Exercise:
Reproduce every item below line for line, with no changes, and leave out the pictures.
# start of Material provided
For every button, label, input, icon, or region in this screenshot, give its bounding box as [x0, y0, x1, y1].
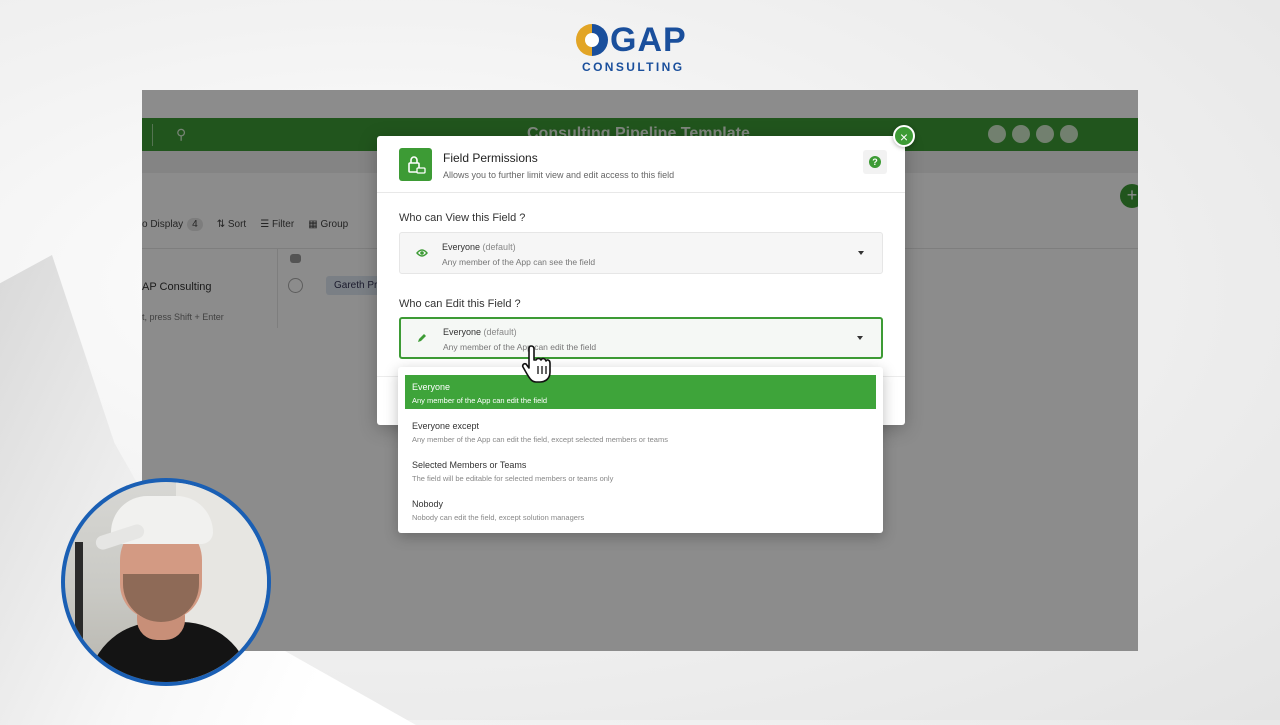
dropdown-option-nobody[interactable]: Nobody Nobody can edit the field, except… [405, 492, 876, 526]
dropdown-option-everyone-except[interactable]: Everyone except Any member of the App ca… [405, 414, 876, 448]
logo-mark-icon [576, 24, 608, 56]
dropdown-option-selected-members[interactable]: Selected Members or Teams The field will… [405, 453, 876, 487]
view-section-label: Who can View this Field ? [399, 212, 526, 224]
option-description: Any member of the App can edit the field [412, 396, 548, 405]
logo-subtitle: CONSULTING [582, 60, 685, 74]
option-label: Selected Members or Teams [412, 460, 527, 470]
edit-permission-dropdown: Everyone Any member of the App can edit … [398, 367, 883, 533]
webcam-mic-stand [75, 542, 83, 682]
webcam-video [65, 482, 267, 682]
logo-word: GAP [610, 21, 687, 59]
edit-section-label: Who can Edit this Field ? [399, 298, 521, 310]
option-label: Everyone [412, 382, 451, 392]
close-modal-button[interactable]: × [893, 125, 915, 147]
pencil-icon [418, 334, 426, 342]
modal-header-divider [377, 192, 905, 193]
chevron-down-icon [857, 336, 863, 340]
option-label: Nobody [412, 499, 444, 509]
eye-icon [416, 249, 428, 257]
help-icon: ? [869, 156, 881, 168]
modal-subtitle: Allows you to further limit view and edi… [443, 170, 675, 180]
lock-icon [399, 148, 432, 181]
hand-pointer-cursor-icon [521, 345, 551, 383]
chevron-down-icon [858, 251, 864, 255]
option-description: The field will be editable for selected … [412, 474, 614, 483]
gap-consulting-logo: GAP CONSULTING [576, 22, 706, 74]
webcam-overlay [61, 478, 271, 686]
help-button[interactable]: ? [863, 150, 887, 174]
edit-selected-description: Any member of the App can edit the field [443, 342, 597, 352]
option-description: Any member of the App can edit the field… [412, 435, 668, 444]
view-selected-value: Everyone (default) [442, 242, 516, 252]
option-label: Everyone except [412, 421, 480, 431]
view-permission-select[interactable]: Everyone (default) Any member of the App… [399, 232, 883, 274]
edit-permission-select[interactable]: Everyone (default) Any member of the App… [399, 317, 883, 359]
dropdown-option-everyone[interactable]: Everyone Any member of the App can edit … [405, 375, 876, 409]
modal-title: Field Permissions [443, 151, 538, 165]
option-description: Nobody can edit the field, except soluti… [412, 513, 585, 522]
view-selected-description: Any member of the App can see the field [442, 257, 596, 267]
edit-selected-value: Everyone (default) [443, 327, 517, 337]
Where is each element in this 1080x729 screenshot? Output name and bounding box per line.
# end of Material provided
Answer to the task:
For every button, label, input, icon, or region in this screenshot, give its bounding box as [x0, y0, x1, y1].
dropdown-option-nobody[interactable]: Nobody Nobody can edit the field, except… [405, 492, 876, 526]
dropdown-option-everyone-except[interactable]: Everyone except Any member of the App ca… [405, 414, 876, 448]
logo-mark-icon [576, 24, 608, 56]
dropdown-option-selected-members[interactable]: Selected Members or Teams The field will… [405, 453, 876, 487]
view-section-label: Who can View this Field ? [399, 212, 526, 224]
option-description: Any member of the App can edit the field [412, 396, 548, 405]
logo-subtitle: CONSULTING [582, 60, 685, 74]
option-label: Selected Members or Teams [412, 460, 527, 470]
edit-permission-dropdown: Everyone Any member of the App can edit … [398, 367, 883, 533]
webcam-mic-stand [75, 542, 83, 682]
webcam-video [65, 482, 267, 682]
logo-word: GAP [610, 21, 687, 59]
edit-section-label: Who can Edit this Field ? [399, 298, 521, 310]
option-label: Everyone [412, 382, 451, 392]
close-modal-button[interactable]: × [893, 125, 915, 147]
pencil-icon [418, 334, 426, 342]
modal-header-divider [377, 192, 905, 193]
chevron-down-icon [857, 336, 863, 340]
option-label: Nobody [412, 499, 444, 509]
eye-icon [416, 249, 428, 257]
help-icon: ? [869, 156, 881, 168]
modal-subtitle: Allows you to further limit view and edi… [443, 170, 675, 180]
lock-icon [399, 148, 432, 181]
hand-pointer-cursor-icon [521, 345, 551, 383]
chevron-down-icon [858, 251, 864, 255]
option-description: The field will be editable for selected … [412, 474, 614, 483]
gap-consulting-logo: GAP CONSULTING [576, 22, 706, 74]
webcam-overlay [61, 478, 271, 686]
help-button[interactable]: ? [863, 150, 887, 174]
edit-selected-description: Any member of the App can edit the field [443, 342, 597, 352]
option-description: Any member of the App can edit the field… [412, 435, 668, 444]
view-selected-value: Everyone (default) [442, 242, 516, 252]
option-label: Everyone except [412, 421, 480, 431]
view-permission-select[interactable]: Everyone (default) Any member of the App… [399, 232, 883, 274]
edit-permission-select[interactable]: Everyone (default) Any member of the App… [399, 317, 883, 359]
dropdown-option-everyone[interactable]: Everyone Any member of the App can edit … [405, 375, 876, 409]
modal-title: Field Permissions [443, 151, 538, 165]
option-description: Nobody can edit the field, except soluti… [412, 513, 585, 522]
view-selected-description: Any member of the App can see the field [442, 257, 596, 267]
edit-selected-value: Everyone (default) [443, 327, 517, 337]
Where is each element in this 1080x729 screenshot? Output name and bounding box per line.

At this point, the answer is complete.